— REQUIREMENT —
Print all of the data exactly as written.

— EXERCISE MATERIALS —
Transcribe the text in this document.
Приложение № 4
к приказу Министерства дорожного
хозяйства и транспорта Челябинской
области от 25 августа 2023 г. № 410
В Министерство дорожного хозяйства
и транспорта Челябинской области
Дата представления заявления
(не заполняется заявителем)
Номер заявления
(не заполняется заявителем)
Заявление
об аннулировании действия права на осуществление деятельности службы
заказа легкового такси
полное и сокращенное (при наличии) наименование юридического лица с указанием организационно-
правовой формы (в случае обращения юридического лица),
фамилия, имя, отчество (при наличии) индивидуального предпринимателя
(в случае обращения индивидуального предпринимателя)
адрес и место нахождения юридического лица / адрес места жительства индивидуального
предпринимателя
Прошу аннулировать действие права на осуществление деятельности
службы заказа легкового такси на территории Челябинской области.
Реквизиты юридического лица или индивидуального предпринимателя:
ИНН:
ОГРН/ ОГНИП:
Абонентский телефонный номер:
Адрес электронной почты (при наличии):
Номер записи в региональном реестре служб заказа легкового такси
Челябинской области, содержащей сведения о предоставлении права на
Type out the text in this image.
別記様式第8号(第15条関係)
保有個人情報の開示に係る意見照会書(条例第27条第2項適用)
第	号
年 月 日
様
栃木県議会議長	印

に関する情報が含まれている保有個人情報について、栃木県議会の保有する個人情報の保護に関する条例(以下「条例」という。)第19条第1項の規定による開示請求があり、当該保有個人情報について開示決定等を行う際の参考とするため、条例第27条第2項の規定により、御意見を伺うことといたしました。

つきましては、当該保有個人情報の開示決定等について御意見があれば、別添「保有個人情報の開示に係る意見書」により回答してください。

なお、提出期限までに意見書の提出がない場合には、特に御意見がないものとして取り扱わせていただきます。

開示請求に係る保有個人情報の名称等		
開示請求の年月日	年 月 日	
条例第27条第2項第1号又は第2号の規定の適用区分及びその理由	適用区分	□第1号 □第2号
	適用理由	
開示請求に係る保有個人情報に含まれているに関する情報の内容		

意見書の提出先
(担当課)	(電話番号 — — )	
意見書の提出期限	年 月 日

— RESPONSE FOR THIS EXERCISE —
Transcribe the text in this document.
Приложение № 4
к приказу Министерства дорожного
хозяйства и транспорта Челябинской
области от 25 августа 2023 г. № 410
В Министерство дорожного хозяйства
и транспорта Челябинской области
Дата представления заявления
(не заполняется заявителем)
Номер заявления
(не заполняется заявителем)
Заявление
об аннулировании действия права на осуществление деятельности службы
заказа легкового такси
полное и сокращенное (при наличии) наименование юридического лица с указанием организационно-
правовой формы (в случае обращения юридического лица),
фамилия, имя, отчество (при наличии) индивидуального предпринимателя
(в случае обращения индивидуального предпринимателя)
адрес и место нахождения юридического лица / адрес места жительства индивидуального
предпринимателя
Прошу аннулировать действие права на осуществление деятельности
службы заказа легкового такси на территории Челябинской области.
Реквизиты юридического лица или индивидуального предпринимателя:
ИНН:
ОГРН/ ОГНИП:
Абонентский телефонный номер:
Адрес электронной почты (при наличии):
Номер записи в региональном реестре служб заказа легкового такси
Челябинской области, содержащей сведения о предоставлении права на
Type out the text in this image.
別記様式第8号(第15条関係)
保有個人情報の開示に係る意見照会書(条例第27条第2項適用)
第	号
年 月 日
様
栃木県議会議長	印

に関する情報が含まれている保有個人情報について、栃木県議会の保有する個人情報の保護に関する条例(以下「条例」という。)第19条第1項の規定による開示請求があり、当該保有個人情報について開示決定等を行う際の参考とするため、条例第27条第2項の規定により、御意見を伺うことといたしました。

つきましては、当該保有個人情報の開示決定等について御意見があれば、別添「保有個人情報の開示に係る意見書」により回答してください。

なお、提出期限までに意見書の提出がない場合には、特に御意見がないものとして取り扱わせていただきます。

開示請求に係る保有個人情報の名称等		
開示請求の年月日	年 月 日	
条例第27条第2項第1号又は第2号の規定の適用区分及びその理由	適用区分	□第1号 □第2号
	適用理由	
開示請求に係る保有個人情報に含まれているに関する情報の内容		

意見書の提出先
(担当課)	(電話番号 — — )	
意見書の提出期限	年 月 日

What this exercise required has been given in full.